== GOAL ==
Reproduce the lines below, substituting "detail-view-toggle" for every occurrence of "details-view-icon" and leaving everything else untouched.

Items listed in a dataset
Begin

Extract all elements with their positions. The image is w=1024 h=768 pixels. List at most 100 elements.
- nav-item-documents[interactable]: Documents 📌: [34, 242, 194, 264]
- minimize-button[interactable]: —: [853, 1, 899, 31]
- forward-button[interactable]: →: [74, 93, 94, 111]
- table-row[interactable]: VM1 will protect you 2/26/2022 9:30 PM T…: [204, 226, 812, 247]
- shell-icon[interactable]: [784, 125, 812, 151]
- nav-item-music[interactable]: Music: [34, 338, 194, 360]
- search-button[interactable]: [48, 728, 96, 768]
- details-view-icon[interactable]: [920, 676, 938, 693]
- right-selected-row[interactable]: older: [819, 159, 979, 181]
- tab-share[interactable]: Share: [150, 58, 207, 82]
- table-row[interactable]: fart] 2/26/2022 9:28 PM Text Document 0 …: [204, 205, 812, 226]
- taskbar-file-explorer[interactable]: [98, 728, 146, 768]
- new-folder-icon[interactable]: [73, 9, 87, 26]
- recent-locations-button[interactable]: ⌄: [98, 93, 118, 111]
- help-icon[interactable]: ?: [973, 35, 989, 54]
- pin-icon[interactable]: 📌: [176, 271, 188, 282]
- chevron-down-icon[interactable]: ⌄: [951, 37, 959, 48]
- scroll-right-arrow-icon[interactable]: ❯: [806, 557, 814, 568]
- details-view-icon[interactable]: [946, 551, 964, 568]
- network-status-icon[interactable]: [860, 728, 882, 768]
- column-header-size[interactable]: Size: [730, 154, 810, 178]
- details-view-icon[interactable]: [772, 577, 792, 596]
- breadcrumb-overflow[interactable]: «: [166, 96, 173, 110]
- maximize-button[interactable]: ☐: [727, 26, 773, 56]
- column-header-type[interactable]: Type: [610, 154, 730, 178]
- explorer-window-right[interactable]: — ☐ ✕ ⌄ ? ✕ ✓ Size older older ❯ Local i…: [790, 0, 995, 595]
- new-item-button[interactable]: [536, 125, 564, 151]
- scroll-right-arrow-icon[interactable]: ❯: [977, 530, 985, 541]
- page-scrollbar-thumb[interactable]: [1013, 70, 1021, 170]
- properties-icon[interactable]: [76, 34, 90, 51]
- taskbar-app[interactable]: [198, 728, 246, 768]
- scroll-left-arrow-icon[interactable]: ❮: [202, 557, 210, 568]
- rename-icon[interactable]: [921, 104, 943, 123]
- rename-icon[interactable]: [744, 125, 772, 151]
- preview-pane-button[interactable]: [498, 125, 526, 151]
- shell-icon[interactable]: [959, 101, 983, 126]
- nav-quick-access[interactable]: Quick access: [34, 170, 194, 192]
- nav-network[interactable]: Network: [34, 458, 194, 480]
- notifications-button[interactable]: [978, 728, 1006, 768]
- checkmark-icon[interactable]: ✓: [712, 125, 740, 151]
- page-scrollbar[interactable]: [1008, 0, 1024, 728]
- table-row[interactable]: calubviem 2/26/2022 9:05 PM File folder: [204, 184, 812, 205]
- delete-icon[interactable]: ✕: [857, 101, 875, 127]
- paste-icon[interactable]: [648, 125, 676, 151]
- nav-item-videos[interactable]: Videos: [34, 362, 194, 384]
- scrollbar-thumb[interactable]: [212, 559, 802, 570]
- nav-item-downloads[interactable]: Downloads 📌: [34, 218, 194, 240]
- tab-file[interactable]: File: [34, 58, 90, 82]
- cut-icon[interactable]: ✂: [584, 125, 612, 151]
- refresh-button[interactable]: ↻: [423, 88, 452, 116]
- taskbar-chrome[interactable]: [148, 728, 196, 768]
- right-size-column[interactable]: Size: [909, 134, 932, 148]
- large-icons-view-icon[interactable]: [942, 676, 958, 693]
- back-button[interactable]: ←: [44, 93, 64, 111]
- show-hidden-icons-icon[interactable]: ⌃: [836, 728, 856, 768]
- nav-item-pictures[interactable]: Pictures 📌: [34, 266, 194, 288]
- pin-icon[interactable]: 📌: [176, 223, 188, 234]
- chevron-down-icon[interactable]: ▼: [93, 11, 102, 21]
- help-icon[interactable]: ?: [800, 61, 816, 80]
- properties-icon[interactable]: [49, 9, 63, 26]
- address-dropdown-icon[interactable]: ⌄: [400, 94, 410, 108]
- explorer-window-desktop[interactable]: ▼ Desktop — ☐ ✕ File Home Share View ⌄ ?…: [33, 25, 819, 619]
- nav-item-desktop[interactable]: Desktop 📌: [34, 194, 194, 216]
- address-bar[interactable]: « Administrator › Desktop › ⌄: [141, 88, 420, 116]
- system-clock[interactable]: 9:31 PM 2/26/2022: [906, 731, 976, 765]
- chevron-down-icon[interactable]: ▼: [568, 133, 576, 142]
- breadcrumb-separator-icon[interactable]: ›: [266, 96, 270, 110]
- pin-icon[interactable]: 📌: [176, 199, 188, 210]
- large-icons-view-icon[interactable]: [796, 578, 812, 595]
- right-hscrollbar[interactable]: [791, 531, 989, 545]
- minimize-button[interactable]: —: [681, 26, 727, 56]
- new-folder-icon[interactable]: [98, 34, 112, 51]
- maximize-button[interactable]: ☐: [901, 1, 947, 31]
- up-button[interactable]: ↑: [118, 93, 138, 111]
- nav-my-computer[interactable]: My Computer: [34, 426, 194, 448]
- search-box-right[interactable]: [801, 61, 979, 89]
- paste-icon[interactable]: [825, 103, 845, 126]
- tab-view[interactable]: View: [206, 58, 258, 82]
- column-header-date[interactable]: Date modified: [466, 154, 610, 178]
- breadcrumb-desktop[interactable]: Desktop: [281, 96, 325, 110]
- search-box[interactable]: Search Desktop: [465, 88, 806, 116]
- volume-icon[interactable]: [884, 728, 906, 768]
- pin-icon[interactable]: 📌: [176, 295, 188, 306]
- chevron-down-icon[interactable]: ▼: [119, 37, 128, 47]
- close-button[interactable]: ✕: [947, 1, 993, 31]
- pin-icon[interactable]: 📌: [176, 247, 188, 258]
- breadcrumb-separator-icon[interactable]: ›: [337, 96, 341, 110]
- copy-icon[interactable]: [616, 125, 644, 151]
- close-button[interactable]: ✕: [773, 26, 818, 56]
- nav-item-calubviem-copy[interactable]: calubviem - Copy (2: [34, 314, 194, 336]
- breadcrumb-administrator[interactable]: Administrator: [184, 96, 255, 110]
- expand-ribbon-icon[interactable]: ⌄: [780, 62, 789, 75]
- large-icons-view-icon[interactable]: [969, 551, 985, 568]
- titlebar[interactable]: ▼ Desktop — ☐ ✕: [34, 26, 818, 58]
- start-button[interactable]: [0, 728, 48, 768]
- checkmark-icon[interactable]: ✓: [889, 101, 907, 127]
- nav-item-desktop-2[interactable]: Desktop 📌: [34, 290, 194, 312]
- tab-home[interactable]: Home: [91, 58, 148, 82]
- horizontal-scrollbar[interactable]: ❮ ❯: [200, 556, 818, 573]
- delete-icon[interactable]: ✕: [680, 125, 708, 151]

End

== EXERCISE SOLUTION ==
Extract all elements with their positions. The image is w=1024 h=768 pixels. List at most 100 elements.
- nav-item-documents[interactable]: Documents 📌: [34, 242, 194, 264]
- minimize-button[interactable]: —: [853, 1, 899, 31]
- forward-button[interactable]: →: [74, 93, 94, 111]
- table-row[interactable]: VM1 will protect you 2/26/2022 9:30 PM T…: [204, 226, 812, 247]
- shell-icon[interactable]: [784, 125, 812, 151]
- nav-item-music[interactable]: Music: [34, 338, 194, 360]
- search-button[interactable]: [48, 728, 96, 768]
- detail-view-toggle[interactable]: [920, 676, 938, 693]
- right-selected-row[interactable]: older: [819, 159, 979, 181]
- tab-share[interactable]: Share: [150, 58, 207, 82]
- table-row[interactable]: fart] 2/26/2022 9:28 PM Text Document 0 …: [204, 205, 812, 226]
- taskbar-file-explorer[interactable]: [98, 728, 146, 768]
- new-folder-icon[interactable]: [73, 9, 87, 26]
- recent-locations-button[interactable]: ⌄: [98, 93, 118, 111]
- help-icon[interactable]: ?: [973, 35, 989, 54]
- pin-icon[interactable]: 📌: [176, 271, 188, 282]
- chevron-down-icon[interactable]: ⌄: [951, 37, 959, 48]
- scroll-right-arrow-icon[interactable]: ❯: [806, 557, 814, 568]
- detail-view-toggle[interactable]: [946, 551, 964, 568]
- network-status-icon[interactable]: [860, 728, 882, 768]
- column-header-size[interactable]: Size: [730, 154, 810, 178]
- detail-view-toggle[interactable]: [772, 577, 792, 596]
- breadcrumb-overflow[interactable]: «: [166, 96, 173, 110]
- maximize-button[interactable]: ☐: [727, 26, 773, 56]
- column-header-type[interactable]: Type: [610, 154, 730, 178]
- explorer-window-right[interactable]: — ☐ ✕ ⌄ ? ✕ ✓ Size older older ❯ Local i…: [790, 0, 995, 595]
- new-item-button[interactable]: [536, 125, 564, 151]
- scroll-right-arrow-icon[interactable]: ❯: [977, 530, 985, 541]
- page-scrollbar-thumb[interactable]: [1013, 70, 1021, 170]
- properties-icon[interactable]: [76, 34, 90, 51]
- taskbar-app[interactable]: [198, 728, 246, 768]
- scroll-left-arrow-icon[interactable]: ❮: [202, 557, 210, 568]
- rename-icon[interactable]: [921, 104, 943, 123]
- rename-icon[interactable]: [744, 125, 772, 151]
- preview-pane-button[interactable]: [498, 125, 526, 151]
- shell-icon[interactable]: [959, 101, 983, 126]
- nav-quick-access[interactable]: Quick access: [34, 170, 194, 192]
- nav-network[interactable]: Network: [34, 458, 194, 480]
- notifications-button[interactable]: [978, 728, 1006, 768]
- checkmark-icon[interactable]: ✓: [712, 125, 740, 151]
- page-scrollbar[interactable]: [1008, 0, 1024, 728]
- table-row[interactable]: calubviem 2/26/2022 9:05 PM File folder: [204, 184, 812, 205]
- delete-icon[interactable]: ✕: [857, 101, 875, 127]
- paste-icon[interactable]: [648, 125, 676, 151]
- nav-item-videos[interactable]: Videos: [34, 362, 194, 384]
- scrollbar-thumb[interactable]: [212, 559, 802, 570]
- nav-item-downloads[interactable]: Downloads 📌: [34, 218, 194, 240]
- tab-file[interactable]: File: [34, 58, 90, 82]
- cut-icon[interactable]: ✂: [584, 125, 612, 151]
- refresh-button[interactable]: ↻: [423, 88, 452, 116]
- taskbar-chrome[interactable]: [148, 728, 196, 768]
- right-size-column[interactable]: Size: [909, 134, 932, 148]
- large-icons-view-icon[interactable]: [942, 676, 958, 693]
- back-button[interactable]: ←: [44, 93, 64, 111]
- show-hidden-icons-icon[interactable]: ⌃: [836, 728, 856, 768]
- nav-item-pictures[interactable]: Pictures 📌: [34, 266, 194, 288]
- pin-icon[interactable]: 📌: [176, 223, 188, 234]
- chevron-down-icon[interactable]: ▼: [93, 11, 102, 21]
- help-icon[interactable]: ?: [800, 61, 816, 80]
- properties-icon[interactable]: [49, 9, 63, 26]
- address-dropdown-icon[interactable]: ⌄: [400, 94, 410, 108]
- explorer-window-desktop[interactable]: ▼ Desktop — ☐ ✕ File Home Share View ⌄ ?…: [33, 25, 819, 619]
- nav-item-desktop[interactable]: Desktop 📌: [34, 194, 194, 216]
- address-bar[interactable]: « Administrator › Desktop › ⌄: [141, 88, 420, 116]
- system-clock[interactable]: 9:31 PM 2/26/2022: [906, 731, 976, 765]
- chevron-down-icon[interactable]: ▼: [568, 133, 576, 142]
- breadcrumb-separator-icon[interactable]: ›: [266, 96, 270, 110]
- pin-icon[interactable]: 📌: [176, 199, 188, 210]
- large-icons-view-icon[interactable]: [796, 578, 812, 595]
- right-hscrollbar[interactable]: [791, 531, 989, 545]
- minimize-button[interactable]: —: [681, 26, 727, 56]
- new-folder-icon[interactable]: [98, 34, 112, 51]
- maximize-button[interactable]: ☐: [901, 1, 947, 31]
- up-button[interactable]: ↑: [118, 93, 138, 111]
- nav-my-computer[interactable]: My Computer: [34, 426, 194, 448]
- search-box-right[interactable]: [801, 61, 979, 89]
- paste-icon[interactable]: [825, 103, 845, 126]
- tab-view[interactable]: View: [206, 58, 258, 82]
- column-header-date[interactable]: Date modified: [466, 154, 610, 178]
- breadcrumb-desktop[interactable]: Desktop: [281, 96, 325, 110]
- search-box[interactable]: Search Desktop: [465, 88, 806, 116]
- volume-icon[interactable]: [884, 728, 906, 768]
- pin-icon[interactable]: 📌: [176, 295, 188, 306]
- chevron-down-icon[interactable]: ▼: [119, 37, 128, 47]
- close-button[interactable]: ✕: [947, 1, 993, 31]
- pin-icon[interactable]: 📌: [176, 247, 188, 258]
- breadcrumb-separator-icon[interactable]: ›: [337, 96, 341, 110]
- copy-icon[interactable]: [616, 125, 644, 151]
- close-button[interactable]: ✕: [773, 26, 818, 56]
- nav-item-calubviem-copy[interactable]: calubviem - Copy (2: [34, 314, 194, 336]
- breadcrumb-administrator[interactable]: Administrator: [184, 96, 255, 110]
- expand-ribbon-icon[interactable]: ⌄: [780, 62, 789, 75]
- large-icons-view-icon[interactable]: [969, 551, 985, 568]
- titlebar[interactable]: ▼ Desktop — ☐ ✕: [34, 26, 818, 58]
- start-button[interactable]: [0, 728, 48, 768]
- checkmark-icon[interactable]: ✓: [889, 101, 907, 127]
- nav-item-desktop-2[interactable]: Desktop 📌: [34, 290, 194, 312]
- tab-home[interactable]: Home: [91, 58, 148, 82]
- horizontal-scrollbar[interactable]: ❮ ❯: [200, 556, 818, 573]
- delete-icon[interactable]: ✕: [680, 125, 708, 151]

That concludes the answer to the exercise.